## Goal
Each entry that follows must be output without any deviation.

## Provided material
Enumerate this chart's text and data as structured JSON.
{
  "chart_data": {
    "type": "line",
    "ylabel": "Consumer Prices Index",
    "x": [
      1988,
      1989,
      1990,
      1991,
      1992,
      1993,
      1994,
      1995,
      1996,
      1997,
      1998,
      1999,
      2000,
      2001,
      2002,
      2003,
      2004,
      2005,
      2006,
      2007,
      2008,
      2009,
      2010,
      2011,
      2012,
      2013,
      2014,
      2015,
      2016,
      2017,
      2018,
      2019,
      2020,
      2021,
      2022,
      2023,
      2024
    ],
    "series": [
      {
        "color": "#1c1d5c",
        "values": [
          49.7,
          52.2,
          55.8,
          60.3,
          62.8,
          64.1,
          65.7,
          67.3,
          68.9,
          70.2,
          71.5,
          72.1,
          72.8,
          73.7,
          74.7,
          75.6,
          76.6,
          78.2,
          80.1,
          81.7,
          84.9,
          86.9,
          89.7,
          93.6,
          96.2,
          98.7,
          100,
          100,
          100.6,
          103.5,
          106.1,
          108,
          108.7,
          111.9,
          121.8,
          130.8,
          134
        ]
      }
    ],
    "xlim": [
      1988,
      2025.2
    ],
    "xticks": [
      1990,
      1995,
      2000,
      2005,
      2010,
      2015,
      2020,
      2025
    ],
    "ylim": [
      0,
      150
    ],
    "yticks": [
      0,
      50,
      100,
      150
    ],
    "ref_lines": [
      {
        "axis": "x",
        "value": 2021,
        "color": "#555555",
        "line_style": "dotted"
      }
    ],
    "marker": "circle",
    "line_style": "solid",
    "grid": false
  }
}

## Task result
Enumerate this chart's text and data as structured JSON.
{
  "chart_data": {
    "type": "line",
    "ylabel": "Consumer Prices Index",
    "x": [
      1988,
      1989,
      1990,
      1991,
      1992,
      1993,
      1994,
      1995,
      1996,
      1997,
      1998,
      1999,
      2000,
      2001,
      2002,
      2003,
      2004,
      2005,
      2006,
      2007,
      2008,
      2009,
      2010,
      2011,
      2012,
      2013,
      2014,
      2015,
      2016,
      2017,
      2018,
      2019,
      2020,
      2021,
      2022,
      2023,
      2024
    ],
    "series": [
      {
        "color": "#1c1d5c",
        "values": [
          49.7,
          52.2,
          55.8,
          60.3,
          62.8,
          64.1,
          65.7,
          67.3,
          68.9,
          70.2,
          71.5,
          72.1,
          72.8,
          73.7,
          74.7,
          75.6,
          76.6,
          78.2,
          80.1,
          81.7,
          84.9,
          86.9,
          89.7,
          93.6,
          96.2,
          98.7,
          100,
          100,
          100.6,
          103.5,
          106.1,
          108,
          108.7,
          111.9,
          121.8,
          130.8,
          134
        ]
      }
    ],
    "xlim": [
      1988,
      2025.2
    ],
    "xticks": [
      1990,
      1995,
      2000,
      2005,
      2010,
      2015,
      2020,
      2025
    ],
    "ylim": [
      0,
      150
    ],
    "yticks": [
      0,
      50,
      100,
      150
    ],
    "ref_lines": [
      {
        "axis": "x",
        "value": 2021,
        "color": "#555555",
        "line_style": "dotted"
      }
    ],
    "marker": "circle",
    "line_style": "solid",
    "grid": false
  }
}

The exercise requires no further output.